Records from a data collection:
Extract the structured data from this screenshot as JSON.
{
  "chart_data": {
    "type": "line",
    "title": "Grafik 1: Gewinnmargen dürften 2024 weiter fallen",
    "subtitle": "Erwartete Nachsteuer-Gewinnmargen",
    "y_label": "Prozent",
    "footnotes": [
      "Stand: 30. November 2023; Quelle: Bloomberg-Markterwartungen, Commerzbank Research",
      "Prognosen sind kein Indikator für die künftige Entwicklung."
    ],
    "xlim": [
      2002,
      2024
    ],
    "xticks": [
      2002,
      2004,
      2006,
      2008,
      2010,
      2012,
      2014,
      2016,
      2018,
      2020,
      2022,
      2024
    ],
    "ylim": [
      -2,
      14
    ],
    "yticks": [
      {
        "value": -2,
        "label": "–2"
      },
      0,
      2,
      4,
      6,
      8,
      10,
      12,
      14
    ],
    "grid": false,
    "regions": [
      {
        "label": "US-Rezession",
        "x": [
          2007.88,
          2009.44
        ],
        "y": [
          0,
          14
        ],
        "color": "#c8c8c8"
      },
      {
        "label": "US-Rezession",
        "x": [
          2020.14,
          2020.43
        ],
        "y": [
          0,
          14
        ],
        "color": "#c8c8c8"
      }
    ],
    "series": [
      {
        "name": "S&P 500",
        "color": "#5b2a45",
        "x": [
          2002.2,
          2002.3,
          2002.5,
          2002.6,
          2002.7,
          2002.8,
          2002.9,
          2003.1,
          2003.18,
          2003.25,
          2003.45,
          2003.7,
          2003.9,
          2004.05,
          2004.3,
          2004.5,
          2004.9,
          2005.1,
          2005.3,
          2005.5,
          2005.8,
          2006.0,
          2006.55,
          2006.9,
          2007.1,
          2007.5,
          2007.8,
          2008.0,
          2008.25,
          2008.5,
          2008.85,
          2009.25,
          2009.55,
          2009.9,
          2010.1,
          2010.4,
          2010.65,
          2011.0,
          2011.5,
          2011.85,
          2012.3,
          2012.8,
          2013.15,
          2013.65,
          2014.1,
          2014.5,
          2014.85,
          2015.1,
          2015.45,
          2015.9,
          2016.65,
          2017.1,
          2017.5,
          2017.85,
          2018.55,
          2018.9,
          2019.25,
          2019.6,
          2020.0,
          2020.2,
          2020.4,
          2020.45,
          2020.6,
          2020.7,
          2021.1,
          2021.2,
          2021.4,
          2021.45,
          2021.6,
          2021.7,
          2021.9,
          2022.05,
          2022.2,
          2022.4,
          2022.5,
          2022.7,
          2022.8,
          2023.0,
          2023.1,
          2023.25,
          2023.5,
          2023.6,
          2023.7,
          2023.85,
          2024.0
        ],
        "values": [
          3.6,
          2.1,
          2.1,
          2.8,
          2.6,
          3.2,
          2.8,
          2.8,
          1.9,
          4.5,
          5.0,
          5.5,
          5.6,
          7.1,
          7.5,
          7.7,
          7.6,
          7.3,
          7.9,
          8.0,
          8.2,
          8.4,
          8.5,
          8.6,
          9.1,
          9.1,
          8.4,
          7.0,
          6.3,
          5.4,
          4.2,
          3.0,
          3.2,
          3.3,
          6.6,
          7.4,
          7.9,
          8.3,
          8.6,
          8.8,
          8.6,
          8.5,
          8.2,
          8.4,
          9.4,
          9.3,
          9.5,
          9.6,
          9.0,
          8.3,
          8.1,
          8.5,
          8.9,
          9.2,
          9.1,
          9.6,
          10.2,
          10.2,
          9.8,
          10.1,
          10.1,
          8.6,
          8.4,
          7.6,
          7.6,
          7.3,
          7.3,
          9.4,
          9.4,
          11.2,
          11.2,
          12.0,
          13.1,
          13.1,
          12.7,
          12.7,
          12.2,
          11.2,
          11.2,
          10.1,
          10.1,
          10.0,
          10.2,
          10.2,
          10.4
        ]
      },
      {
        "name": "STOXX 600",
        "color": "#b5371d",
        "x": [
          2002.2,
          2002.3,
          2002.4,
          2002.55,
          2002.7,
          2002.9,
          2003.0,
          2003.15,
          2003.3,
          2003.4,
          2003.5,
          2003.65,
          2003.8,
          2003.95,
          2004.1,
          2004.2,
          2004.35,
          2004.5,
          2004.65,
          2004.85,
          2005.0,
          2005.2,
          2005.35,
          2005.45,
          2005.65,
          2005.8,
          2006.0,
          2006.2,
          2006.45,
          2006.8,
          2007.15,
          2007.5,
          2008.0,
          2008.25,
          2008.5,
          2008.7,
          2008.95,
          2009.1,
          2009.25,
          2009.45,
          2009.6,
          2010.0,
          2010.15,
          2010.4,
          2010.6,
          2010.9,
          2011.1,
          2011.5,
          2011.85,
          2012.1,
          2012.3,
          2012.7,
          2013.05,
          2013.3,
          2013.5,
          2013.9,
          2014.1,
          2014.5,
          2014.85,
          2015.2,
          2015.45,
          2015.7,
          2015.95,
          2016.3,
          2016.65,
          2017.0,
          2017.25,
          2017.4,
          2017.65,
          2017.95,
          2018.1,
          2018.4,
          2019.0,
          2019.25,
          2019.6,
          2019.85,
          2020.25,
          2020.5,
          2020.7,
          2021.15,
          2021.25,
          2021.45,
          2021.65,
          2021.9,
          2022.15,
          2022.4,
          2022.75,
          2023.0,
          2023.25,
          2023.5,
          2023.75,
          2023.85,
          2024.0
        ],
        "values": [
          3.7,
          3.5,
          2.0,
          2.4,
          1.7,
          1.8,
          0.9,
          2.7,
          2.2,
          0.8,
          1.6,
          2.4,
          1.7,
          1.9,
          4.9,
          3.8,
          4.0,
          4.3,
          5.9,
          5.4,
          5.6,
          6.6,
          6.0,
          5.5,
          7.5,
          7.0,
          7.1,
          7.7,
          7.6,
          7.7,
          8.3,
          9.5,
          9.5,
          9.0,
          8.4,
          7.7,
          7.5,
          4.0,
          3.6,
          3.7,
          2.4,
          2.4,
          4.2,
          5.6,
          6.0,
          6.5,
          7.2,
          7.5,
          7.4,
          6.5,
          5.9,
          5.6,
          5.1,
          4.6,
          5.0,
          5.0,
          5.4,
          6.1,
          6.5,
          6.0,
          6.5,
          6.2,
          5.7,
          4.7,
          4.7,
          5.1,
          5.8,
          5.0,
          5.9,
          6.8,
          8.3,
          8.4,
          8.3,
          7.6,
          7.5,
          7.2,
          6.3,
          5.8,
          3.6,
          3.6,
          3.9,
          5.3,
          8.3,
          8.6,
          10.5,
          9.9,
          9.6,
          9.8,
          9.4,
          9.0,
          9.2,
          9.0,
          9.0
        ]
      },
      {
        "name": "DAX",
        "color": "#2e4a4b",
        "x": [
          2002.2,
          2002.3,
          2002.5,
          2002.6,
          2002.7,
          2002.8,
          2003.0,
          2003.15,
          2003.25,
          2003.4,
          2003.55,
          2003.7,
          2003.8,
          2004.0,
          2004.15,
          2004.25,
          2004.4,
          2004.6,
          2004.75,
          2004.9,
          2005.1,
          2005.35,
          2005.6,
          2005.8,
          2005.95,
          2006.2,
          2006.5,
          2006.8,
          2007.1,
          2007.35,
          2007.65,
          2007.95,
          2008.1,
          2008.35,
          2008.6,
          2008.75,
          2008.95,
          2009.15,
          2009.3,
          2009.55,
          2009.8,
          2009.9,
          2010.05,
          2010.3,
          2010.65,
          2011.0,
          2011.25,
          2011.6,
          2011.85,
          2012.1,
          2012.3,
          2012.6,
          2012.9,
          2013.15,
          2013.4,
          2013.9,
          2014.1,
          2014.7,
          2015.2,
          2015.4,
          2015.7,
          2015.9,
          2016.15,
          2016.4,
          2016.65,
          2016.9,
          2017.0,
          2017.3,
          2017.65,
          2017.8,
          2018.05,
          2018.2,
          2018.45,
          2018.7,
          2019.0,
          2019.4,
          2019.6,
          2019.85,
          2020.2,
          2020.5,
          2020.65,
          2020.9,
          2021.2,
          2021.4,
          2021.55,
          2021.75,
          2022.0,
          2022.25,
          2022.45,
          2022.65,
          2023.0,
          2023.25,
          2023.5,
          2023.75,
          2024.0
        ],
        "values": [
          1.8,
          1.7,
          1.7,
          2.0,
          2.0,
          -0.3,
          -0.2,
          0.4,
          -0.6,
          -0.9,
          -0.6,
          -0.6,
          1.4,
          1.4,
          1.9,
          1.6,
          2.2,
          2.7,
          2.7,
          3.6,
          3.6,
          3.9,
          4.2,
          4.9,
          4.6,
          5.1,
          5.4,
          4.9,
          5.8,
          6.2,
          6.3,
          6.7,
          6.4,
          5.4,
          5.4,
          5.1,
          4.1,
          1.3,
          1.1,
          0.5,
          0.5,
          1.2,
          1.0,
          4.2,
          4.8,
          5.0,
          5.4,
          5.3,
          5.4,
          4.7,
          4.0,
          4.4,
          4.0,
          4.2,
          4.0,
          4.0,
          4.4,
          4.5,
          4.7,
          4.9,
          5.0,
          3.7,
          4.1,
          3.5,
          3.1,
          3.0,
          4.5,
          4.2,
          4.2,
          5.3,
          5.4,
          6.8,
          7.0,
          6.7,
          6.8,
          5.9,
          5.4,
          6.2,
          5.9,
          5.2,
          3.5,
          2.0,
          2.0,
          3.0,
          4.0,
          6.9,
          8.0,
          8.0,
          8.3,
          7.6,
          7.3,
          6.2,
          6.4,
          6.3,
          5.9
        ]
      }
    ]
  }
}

TASK TO CARRY OUT
Determine how many lines include the word "color" and report that number by itself.

TASK OUTPUT
5